-- START Data provided --
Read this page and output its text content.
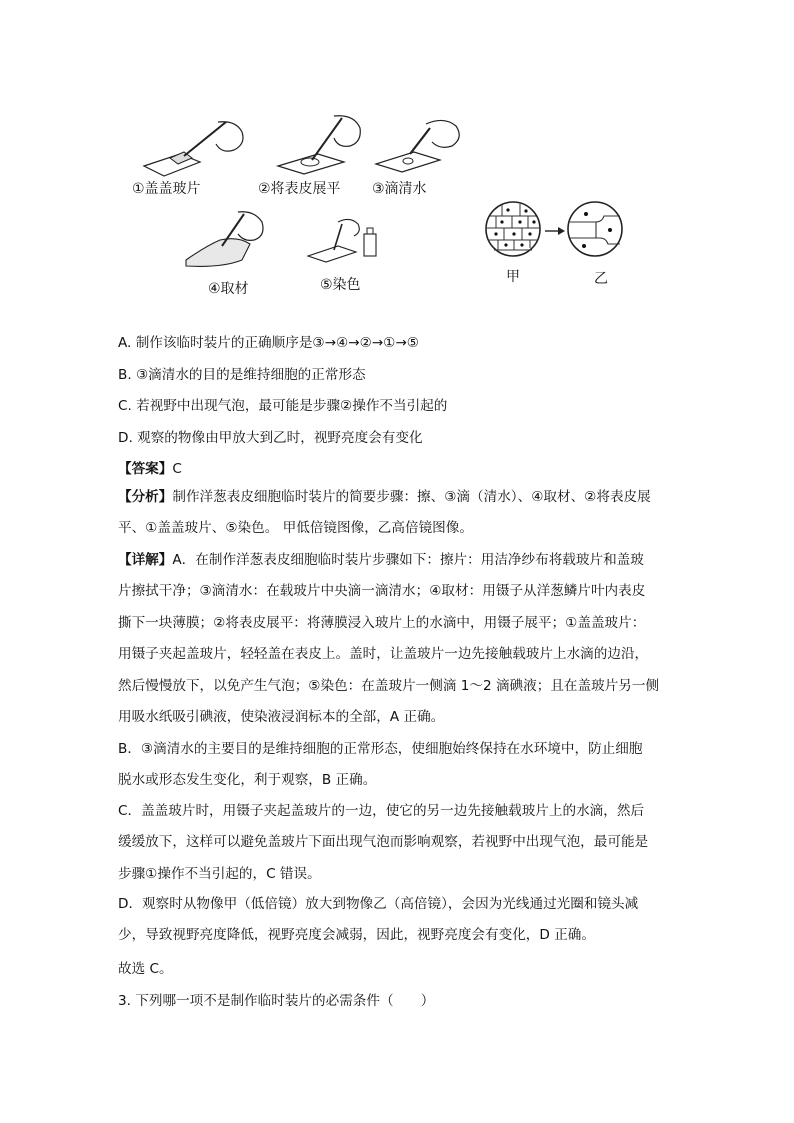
①盖盖玻片	②将表皮展平 ③滴清水
④取材	⑤染色	甲	乙
A. 制作该临时装片的正确顺序是③→④→②→①→⑤
B. ③滴清水的目的是维持细胞的正常形态
C. 若视野中出现气泡，最可能是步骤②操作不当引起的
D. 观察的物像由甲放大到乙时，视野亮度会有变化
【答案】C
【分析】制作洋葱表皮细胞临时装片的简要步骤：擦、③滴（清水）、④取材、②将表皮展
平、①盖盖玻片、⑤染色。 甲低倍镜图像，乙高倍镜图像。
【详解】A．在制作洋葱表皮细胞临时装片步骤如下：擦片：用洁净纱布将载玻片和盖玻
片擦拭干净；③滴清水：在载玻片中央滴一滴清水；④取材：用镊子从洋葱鳞片叶内表皮
撕下一块薄膜；②将表皮展平：将薄膜浸入玻片上的水滴中，用镊子展平；①盖盖玻片：
用镊子夹起盖玻片，轻轻盖在表皮上。盖时，让盖玻片一边先接触载玻片上水滴的边沿，
然后慢慢放下，以免产生气泡；⑤染色：在盖玻片一侧滴 1～2 滴碘液；且在盖玻片另一侧
用吸水纸吸引碘液，使染液浸润标本的全部，A 正确。
B．③滴清水的主要目的是维持细胞的正常形态，使细胞始终保持在水环境中，防止细胞
脱水或形态发生变化，利于观察，B 正确。
C．盖盖玻片时，用镊子夹起盖玻片的一边，使它的另一边先接触载玻片上的水滴，然后
缓缓放下，这样可以避免盖玻片下面出现气泡而影响观察，若视野中出现气泡，最可能是
步骤①操作不当引起的，C 错误。
D．观察时从物像甲（低倍镜）放大到物像乙（高倍镜），会因为光线通过光圈和镜头减
少，导致视野亮度降低，视野亮度会减弱，因此，视野亮度会有变化，D 正确。
故选 C。
3. 下列哪一项不是制作临时装片的必需条件（　　）
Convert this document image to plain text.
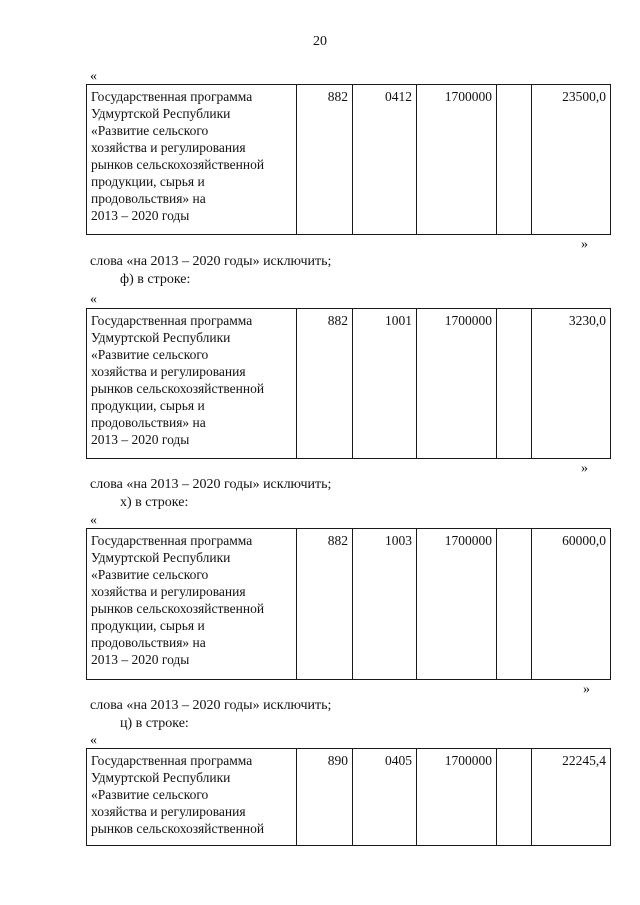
20
«
Государственная программа
Удмуртской Республики
«Развитие сельского
хозяйства и регулирования
рынков сельскохозяйственной
продукции, сырья и
продовольствия» на
2013 – 2020 годы
	882	0412	1700000		23500,0
»
слова «на 2013 – 2020 годы» исключить;
ф) в строке:
«
Государственная программа
Удмуртской Республики
«Развитие сельского
хозяйства и регулирования
рынков сельскохозяйственной
продукции, сырья и
продовольствия» на
2013 – 2020 годы
	882	1001	1700000		3230,0
»
слова «на 2013 – 2020 годы» исключить;
х) в строке:
«
Государственная программа
Удмуртской Республики
«Развитие сельского
хозяйства и регулирования
рынков сельскохозяйственной
продукции, сырья и
продовольствия» на
2013 – 2020 годы
	882	1003	1700000		60000,0
»
слова «на 2013 – 2020 годы» исключить;
ц) в строке:
«
Государственная программа
Удмуртской Республики
«Развитие сельского
хозяйства и регулирования
рынков сельскохозяйственной
	890	0405	1700000		22245,4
-- END Data provided --
» **Task instructions**
Copy each line of the data that contains the word "②将表皮展平".

» **Task answer**
①盖盖玻片	②将表皮展平 ③滴清水
撕下一块薄膜；②将表皮展平：将薄膜浸入玻片上的水滴中，用镊子展平；①盖盖玻片：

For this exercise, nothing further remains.